*Set exercise*
Copy every record below exactly as written, but leave out the pictures.

*Exercise data*

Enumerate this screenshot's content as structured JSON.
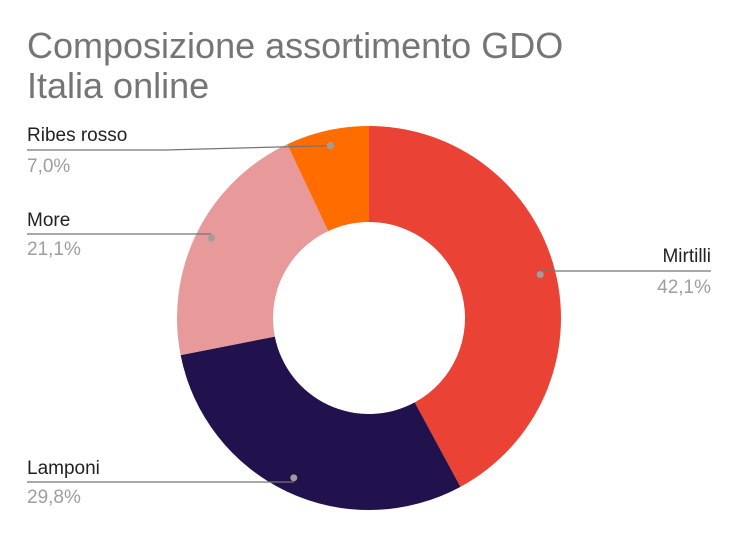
{
  "chart_data": {
    "type": "pie",
    "donut": true,
    "title_lines": [
      "Composizione assortimento GDO",
      "Italia online"
    ],
    "slices": [
      {
        "label": "Mirtilli",
        "value": 42.1,
        "display": "42,1%",
        "color": "#ea4335"
      },
      {
        "label": "Lamponi",
        "value": 29.8,
        "display": "29,8%",
        "color": "#21124d"
      },
      {
        "label": "More",
        "value": 21.1,
        "display": "21,1%",
        "color": "#e89a9a"
      },
      {
        "label": "Ribes rosso",
        "value": 7.0,
        "display": "7,0%",
        "color": "#ff6d01"
      }
    ],
    "legend": "none",
    "labels": "outside-with-leader-lines"
  }
}
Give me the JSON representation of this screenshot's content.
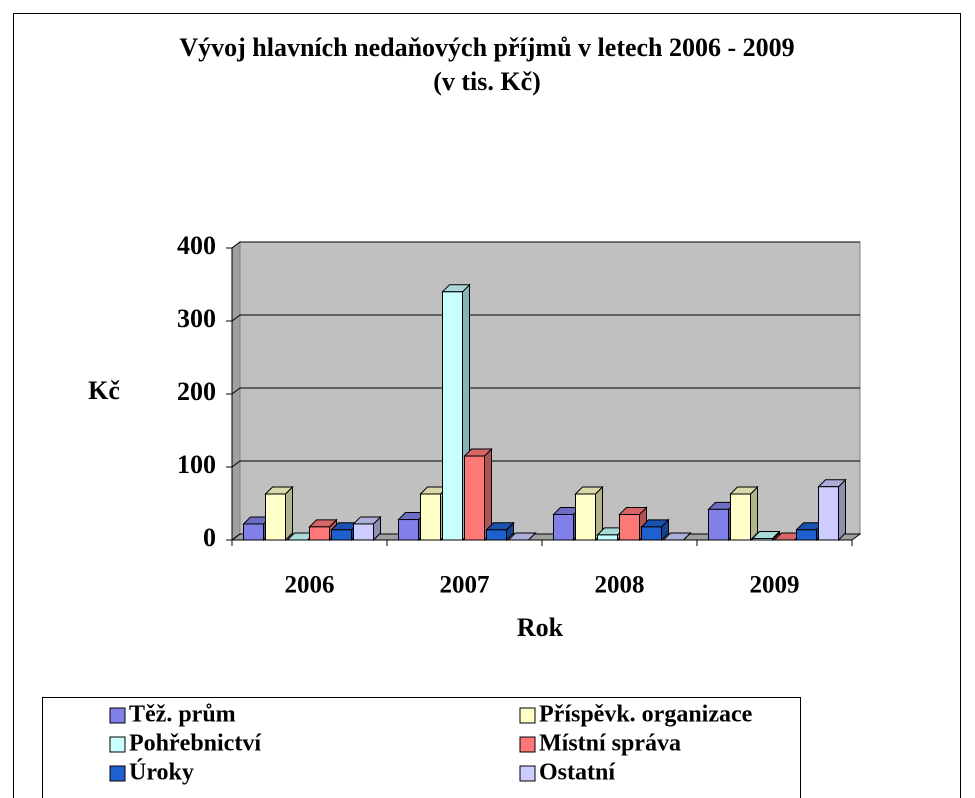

*Written reply*
Enumerate this screenshot's content as structured JSON.
{
  "chart_data": {
    "type": "pie",
    "donut": true,
    "title_lines": [
      "Composizione assortimento GDO",
      "Italia online"
    ],
    "slices": [
      {
        "label": "Mirtilli",
        "value": 42.1,
        "display": "42,1%",
        "color": "#ea4335"
      },
      {
        "label": "Lamponi",
        "value": 29.8,
        "display": "29,8%",
        "color": "#21124d"
      },
      {
        "label": "More",
        "value": 21.1,
        "display": "21,1%",
        "color": "#e89a9a"
      },
      {
        "label": "Ribes rosso",
        "value": 7.0,
        "display": "7,0%",
        "color": "#ff6d01"
      }
    ],
    "legend": "none",
    "labels": "outside-with-leader-lines"
  }
}
Give me the JSON representation of this screenshot's content.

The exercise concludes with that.